(Stored data)

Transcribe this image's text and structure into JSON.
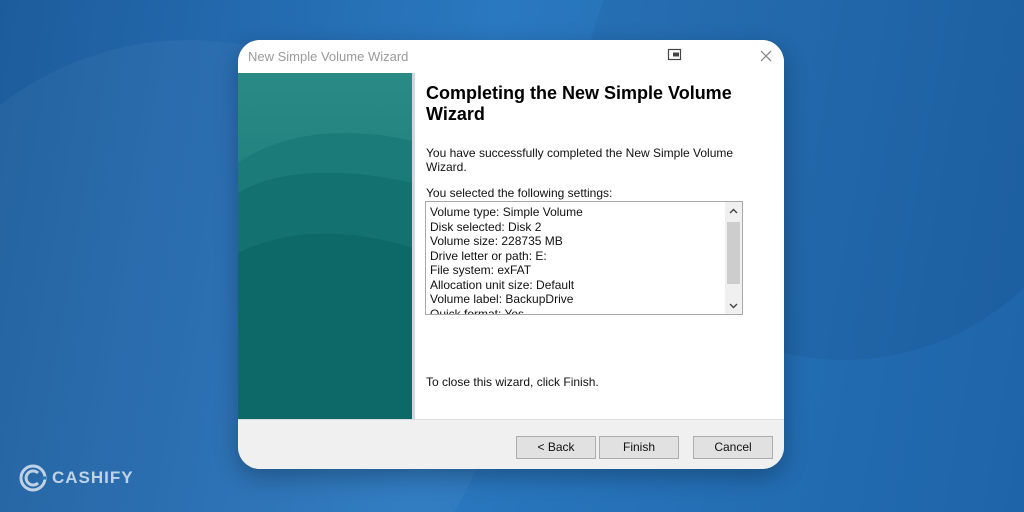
{
  "window": {
    "title": "New Simple Volume Wizard"
  },
  "main": {
    "heading": "Completing the New Simple Volume Wizard",
    "success_text": "You have successfully completed the New Simple Volume Wizard.",
    "settings_label": "You selected the following settings:",
    "settings": [
      "Volume type: Simple Volume",
      "Disk selected: Disk 2",
      "Volume size: 228735 MB",
      "Drive letter or path: E:",
      "File system: exFAT",
      "Allocation unit size: Default",
      "Volume label: BackupDrive",
      "Quick format: Yes"
    ],
    "close_hint": "To close this wizard, click Finish."
  },
  "footer": {
    "back_label": "< Back",
    "finish_label": "Finish",
    "cancel_label": "Cancel"
  },
  "brand": {
    "logo_text": "CASHIFY"
  },
  "icons": {
    "help": "help-icon",
    "close": "close-icon",
    "scroll_up": "chevron-up-icon",
    "scroll_down": "chevron-down-icon",
    "logo": "cashify-logo-icon"
  },
  "colors": {
    "background": "#1f62a3",
    "side_panel": "#1f7f7c",
    "footer": "#f0f0f0"
  }
}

→ **Aim of the exercise**: Transcribe every entry word for word, but omit the pictures.

→ **Task solution**:
Transcribe this image's text and structure into JSON.
{
  "window": {
    "title": "New Simple Volume Wizard"
  },
  "main": {
    "heading": "Completing the New Simple Volume Wizard",
    "success_text": "You have successfully completed the New Simple Volume Wizard.",
    "settings_label": "You selected the following settings:",
    "settings": [
      "Volume type: Simple Volume",
      "Disk selected: Disk 2",
      "Volume size: 228735 MB",
      "Drive letter or path: E:",
      "File system: exFAT",
      "Allocation unit size: Default",
      "Volume label: BackupDrive",
      "Quick format: Yes"
    ],
    "close_hint": "To close this wizard, click Finish."
  },
  "footer": {
    "back_label": "< Back",
    "finish_label": "Finish",
    "cancel_label": "Cancel"
  },
  "brand": {
    "logo_text": "CASHIFY"
  },
  "icons": {
    "help": "help-icon",
    "close": "close-icon",
    "scroll_up": "chevron-up-icon",
    "scroll_down": "chevron-down-icon",
    "logo": "cashify-logo-icon"
  },
  "colors": {
    "background": "#1f62a3",
    "side_panel": "#1f7f7c",
    "footer": "#f0f0f0"
  }
}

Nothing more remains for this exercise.